[Items from a data source]
--------------------------------------------------

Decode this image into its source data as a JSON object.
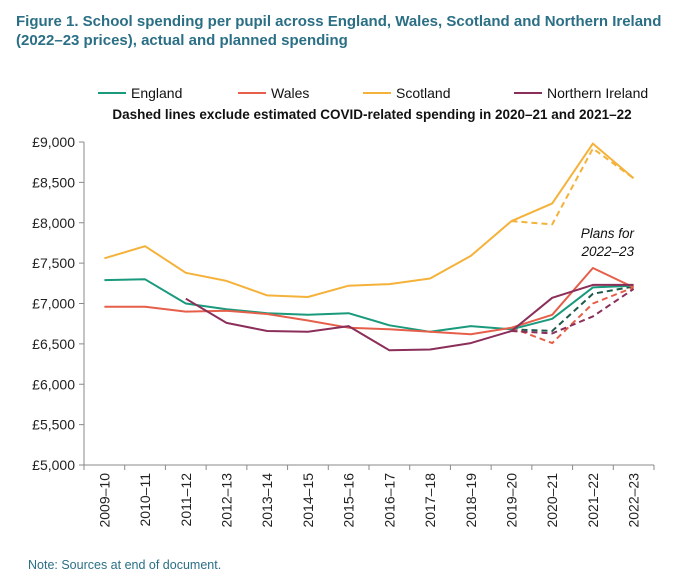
{
  "figure_title": "Figure 1. School spending per pupil across England, Wales, Scotland and Northern Ireland (2022–23 prices), actual and planned spending",
  "note": "Note: Sources at end of document.",
  "chart_data": {
    "type": "line",
    "subtitle": "Dashed lines exclude estimated COVID-related spending in 2020–21 and 2021–22",
    "annotation": [
      "Plans for",
      "2022–23"
    ],
    "categories": [
      "2009–10",
      "2010–11",
      "2011–12",
      "2012–13",
      "2013–14",
      "2014–15",
      "2015–16",
      "2016–17",
      "2017–18",
      "2018–19",
      "2019–20",
      "2020–21",
      "2021–22",
      "2022–23"
    ],
    "y_ticks": [
      "£5,000",
      "£5,500",
      "£6,000",
      "£6,500",
      "£7,000",
      "£7,500",
      "£8,000",
      "£8,500",
      "£9,000"
    ],
    "ylim": [
      5000,
      9000
    ],
    "grid": false,
    "legend_position": "top",
    "series": [
      {
        "name": "England",
        "color": "#1a9a7c",
        "values": [
          7290,
          7300,
          7000,
          6930,
          6880,
          6860,
          6880,
          6730,
          6650,
          6720,
          6680,
          6810,
          7200,
          7220
        ],
        "dashed_x": [
          10,
          11,
          12,
          13
        ],
        "dashed_values": [
          6680,
          6660,
          7120,
          7210
        ],
        "dash_color": "#1e5a4a"
      },
      {
        "name": "Wales",
        "color": "#e55f4a",
        "values": [
          6960,
          6960,
          6900,
          6910,
          6870,
          6790,
          6700,
          6680,
          6650,
          6620,
          6700,
          6860,
          7440,
          7200
        ],
        "dashed_x": [
          10,
          11,
          12,
          13
        ],
        "dashed_values": [
          6700,
          6510,
          7000,
          7200
        ],
        "dash_color": "#e55f4a"
      },
      {
        "name": "Scotland",
        "color": "#f5b23a",
        "values": [
          7560,
          7710,
          7380,
          7280,
          7100,
          7080,
          7220,
          7240,
          7310,
          7590,
          8020,
          8240,
          8980,
          8550
        ],
        "dashed_x": [
          10,
          11,
          12,
          13
        ],
        "dashed_values": [
          8020,
          7980,
          8920,
          8550
        ],
        "dash_color": "#f5b23a"
      },
      {
        "name": "Northern Ireland",
        "color": "#8b2e5a",
        "values": [
          null,
          null,
          7060,
          6760,
          6660,
          6650,
          6720,
          6420,
          6430,
          6510,
          6660,
          7070,
          7230,
          7230
        ],
        "dashed_x": [
          10,
          11,
          12,
          13
        ],
        "dashed_values": [
          6660,
          6630,
          6840,
          7180
        ],
        "dash_color": "#8b2e5a"
      }
    ]
  }
}
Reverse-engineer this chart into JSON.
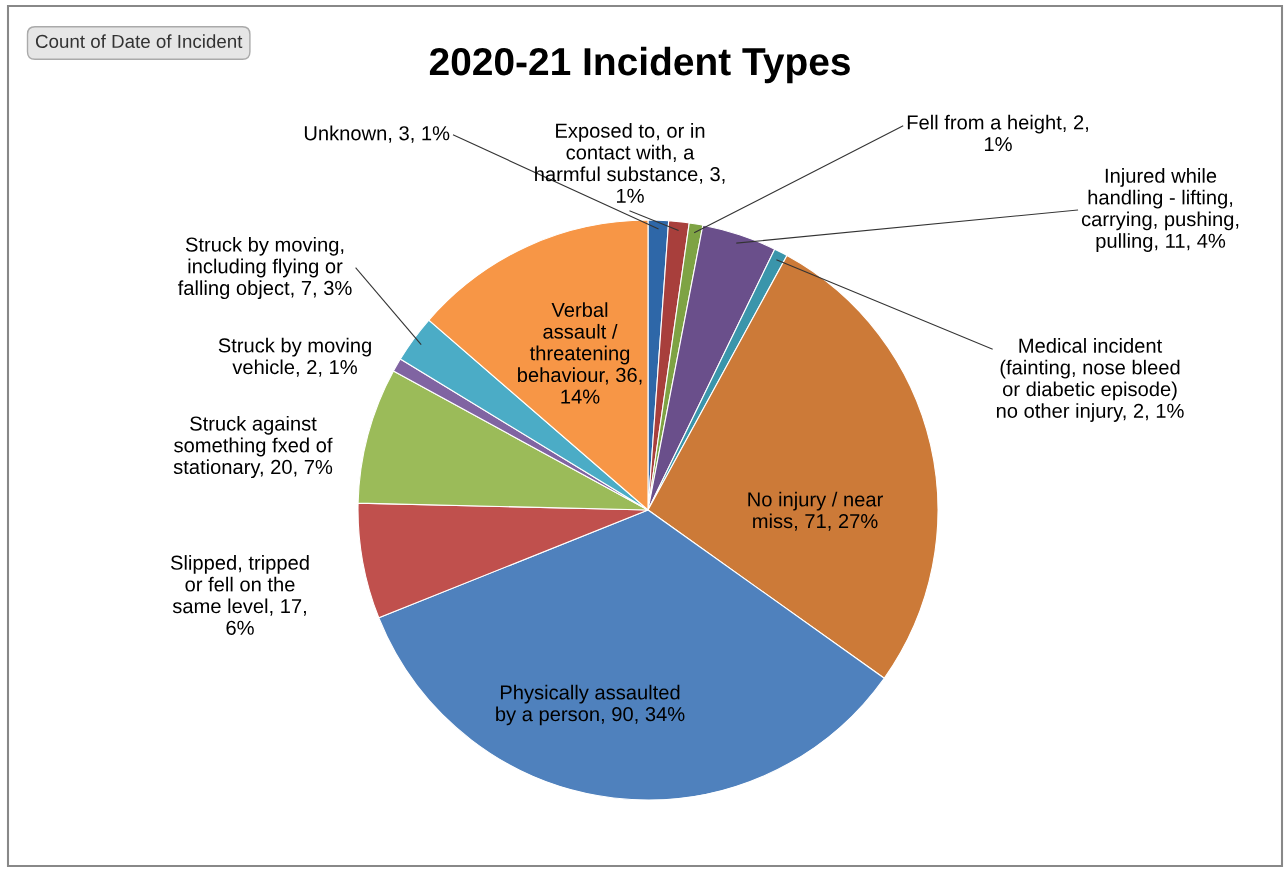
{
  "chart_data": {
    "type": "pie",
    "title": "2020-21 Incident Types",
    "categories": [
      "Unknown",
      "Exposed to, or in contact with, a harmful substance",
      "Fell from a height",
      "Injured while handling - lifting, carrying, pushing, pulling",
      "Medical incident (fainting, nose bleed or diabetic episode) no other injury",
      "No injury / near miss",
      "Physically assaulted by a person",
      "Slipped, tripped or fell on the same level",
      "Struck against something fxed of stationary",
      "Struck by moving vehicle",
      "Struck by moving, including flying or falling object",
      "Verbal assault / threatening behaviour"
    ],
    "values": [
      3,
      3,
      2,
      11,
      2,
      71,
      90,
      17,
      20,
      2,
      7,
      36
    ],
    "value_labels": [
      "3, 1%",
      "3, 1%",
      "2, 1%",
      "11, 4%",
      "2, 1%",
      "71, 27%",
      "90, 34%",
      "17, 6%",
      "20, 7%",
      "2, 1%",
      "7, 3%",
      "36, 14%"
    ],
    "colors": [
      "#2e67a8",
      "#a83f3c",
      "#7ea344",
      "#6a4f8b",
      "#3a95ab",
      "#cc7a38",
      "#4f81bd",
      "#c0504d",
      "#9bbb59",
      "#8064a2",
      "#4bacc6",
      "#f79646"
    ],
    "legend": false,
    "annotations": [
      "Count of Date of Incident"
    ]
  }
}
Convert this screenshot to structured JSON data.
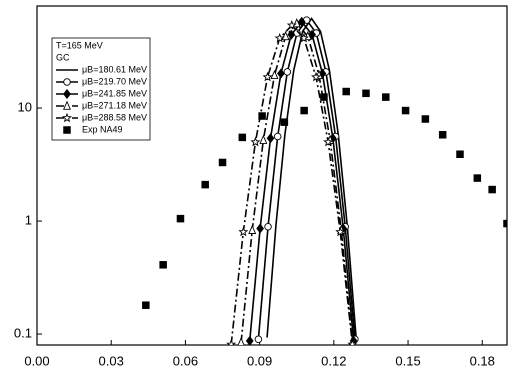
{
  "chart_data": {
    "type": "line",
    "log_y": true,
    "legend_title": [
      "T=165 MeV",
      "GC"
    ],
    "xlim": [
      0,
      0.19
    ],
    "ylim": [
      0.08,
      80
    ],
    "xticks": [
      {
        "value": 0,
        "label": "0.00"
      },
      {
        "value": 0.03,
        "label": "0.03"
      },
      {
        "value": 0.06,
        "label": "0.06"
      },
      {
        "value": 0.09,
        "label": "0.09"
      },
      {
        "value": 0.12,
        "label": "0.12"
      },
      {
        "value": 0.15,
        "label": "0.15"
      },
      {
        "value": 0.18,
        "label": "0.18"
      }
    ],
    "yticks": [
      0.1,
      1,
      10
    ],
    "series": [
      {
        "name": "μB=180.61 MeV",
        "color": "#000000",
        "marker": "none",
        "dash": "solid",
        "x": [
          0.093,
          0.0966,
          0.1002,
          0.1038,
          0.1074,
          0.111,
          0.1146,
          0.1182,
          0.1218,
          0.1254,
          0.129
        ],
        "values": [
          0.093,
          0.92,
          5.8,
          21.6,
          47.7,
          62,
          47.7,
          21.6,
          5.8,
          0.92,
          0.093
        ]
      },
      {
        "name": "μB=219.70 MeV",
        "color": "#000000",
        "marker": "circle",
        "dash": "solid",
        "x": [
          0.0895,
          0.0934,
          0.0973,
          0.1012,
          0.1051,
          0.109,
          0.1129,
          0.1168,
          0.1207,
          0.1246,
          0.1285
        ],
        "values": [
          0.09,
          0.89,
          5.6,
          20.9,
          46.1,
          60,
          46.1,
          20.9,
          5.6,
          0.89,
          0.09
        ]
      },
      {
        "name": "μB=241.85 MeV",
        "color": "#000000",
        "marker": "diamond",
        "dash": "solid",
        "x": [
          0.086,
          0.0902,
          0.0944,
          0.0986,
          0.1028,
          0.107,
          0.1112,
          0.1154,
          0.1196,
          0.1238,
          0.128
        ],
        "values": [
          0.087,
          0.86,
          5.4,
          20.2,
          44.6,
          58,
          44.6,
          20.2,
          5.4,
          0.86,
          0.087
        ]
      },
      {
        "name": "μB=271.18 MeV",
        "color": "#000000",
        "marker": "triangle",
        "dash": "dashdot",
        "x": [
          0.0825,
          0.087,
          0.0915,
          0.096,
          0.1005,
          0.105,
          0.1095,
          0.114,
          0.1185,
          0.123,
          0.1275
        ],
        "values": [
          0.084,
          0.83,
          5.2,
          19.5,
          43.1,
          56,
          43.1,
          19.5,
          5.2,
          0.83,
          0.084
        ]
      },
      {
        "name": "μB=288.58 MeV",
        "color": "#000000",
        "marker": "star",
        "dash": "dashdot",
        "x": [
          0.0785,
          0.0834,
          0.0883,
          0.0932,
          0.0981,
          0.103,
          0.1079,
          0.1128,
          0.1177,
          0.1226,
          0.1275
        ],
        "values": [
          0.081,
          0.8,
          5.0,
          18.8,
          41.5,
          54,
          41.5,
          18.8,
          5.0,
          0.8,
          0.081
        ]
      },
      {
        "name": "Exp NA49",
        "color": "#000000",
        "marker": "square",
        "dash": "none",
        "x": [
          0.044,
          0.051,
          0.058,
          0.068,
          0.075,
          0.083,
          0.091,
          0.1,
          0.108,
          0.116,
          0.125,
          0.133,
          0.141,
          0.149,
          0.157,
          0.164,
          0.171,
          0.178,
          0.184,
          0.19
        ],
        "values": [
          0.18,
          0.41,
          1.05,
          2.1,
          3.3,
          5.5,
          8.5,
          7.5,
          9.5,
          12.5,
          14,
          13.5,
          12.5,
          9.5,
          8,
          5.8,
          3.9,
          2.4,
          1.9,
          0.95
        ]
      }
    ]
  }
}
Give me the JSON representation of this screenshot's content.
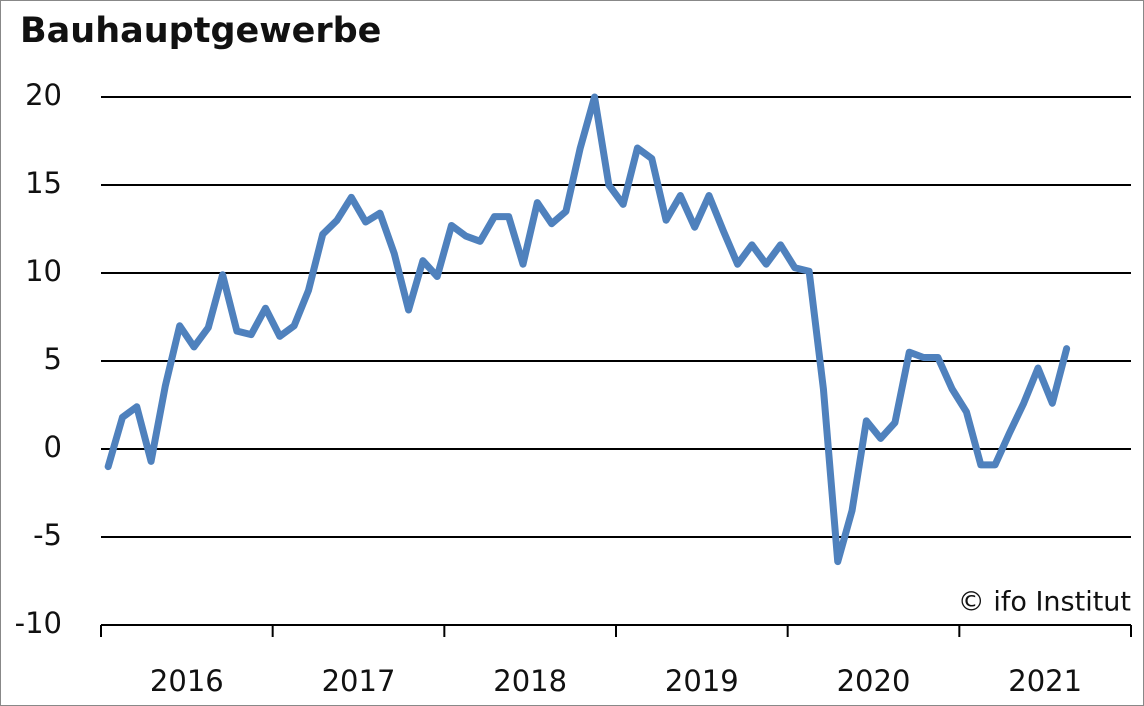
{
  "chart_data": {
    "type": "line",
    "title": "Bauhauptgewerbe",
    "source": "© ifo Institut",
    "x": [
      "2016-01",
      "2016-02",
      "2016-03",
      "2016-04",
      "2016-05",
      "2016-06",
      "2016-07",
      "2016-08",
      "2016-09",
      "2016-10",
      "2016-11",
      "2016-12",
      "2017-01",
      "2017-02",
      "2017-03",
      "2017-04",
      "2017-05",
      "2017-06",
      "2017-07",
      "2017-08",
      "2017-09",
      "2017-10",
      "2017-11",
      "2017-12",
      "2018-01",
      "2018-02",
      "2018-03",
      "2018-04",
      "2018-05",
      "2018-06",
      "2018-07",
      "2018-08",
      "2018-09",
      "2018-10",
      "2018-11",
      "2018-12",
      "2019-01",
      "2019-02",
      "2019-03",
      "2019-04",
      "2019-05",
      "2019-06",
      "2019-07",
      "2019-08",
      "2019-09",
      "2019-10",
      "2019-11",
      "2019-12",
      "2020-01",
      "2020-02",
      "2020-03",
      "2020-04",
      "2020-05",
      "2020-06",
      "2020-07",
      "2020-08",
      "2020-09",
      "2020-10",
      "2020-11",
      "2020-12",
      "2021-01",
      "2021-02",
      "2021-03",
      "2021-04",
      "2021-05",
      "2021-06",
      "2021-07",
      "2021-08"
    ],
    "values": [
      -1.0,
      1.8,
      2.4,
      -0.7,
      3.6,
      7.0,
      5.8,
      6.9,
      9.9,
      6.7,
      6.5,
      8.0,
      6.4,
      7.0,
      9.0,
      12.2,
      13.0,
      14.3,
      12.9,
      13.4,
      11.1,
      7.9,
      10.7,
      9.8,
      12.7,
      12.1,
      11.8,
      13.2,
      13.2,
      10.5,
      14.0,
      12.8,
      13.5,
      17.1,
      20.0,
      15.0,
      13.9,
      17.1,
      16.5,
      13.0,
      14.4,
      12.6,
      14.4,
      12.4,
      10.5,
      11.6,
      10.5,
      11.6,
      10.3,
      10.1,
      3.4,
      -6.4,
      -3.5,
      1.6,
      0.6,
      1.5,
      5.5,
      5.2,
      5.2,
      3.4,
      2.1,
      -0.9,
      -0.9,
      0.9,
      2.6,
      4.6,
      2.6,
      5.7
    ],
    "color": "#4f81bd",
    "xtick_labels": [
      "2016",
      "2017",
      "2018",
      "2019",
      "2020",
      "2021"
    ],
    "ylim": [
      -10,
      20
    ],
    "yticks": [
      -10,
      -5,
      0,
      5,
      10,
      15,
      20
    ],
    "grid": true
  }
}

--------------------------------------------------

> **THE REQUEST**:
Return all lines of the material above in which the word "Struck" occurs.

> **WRITTEN ANSWER**:
      "Struck against something fxed of stationary",
      "Struck by moving vehicle",
      "Struck by moving, including flying or falling object",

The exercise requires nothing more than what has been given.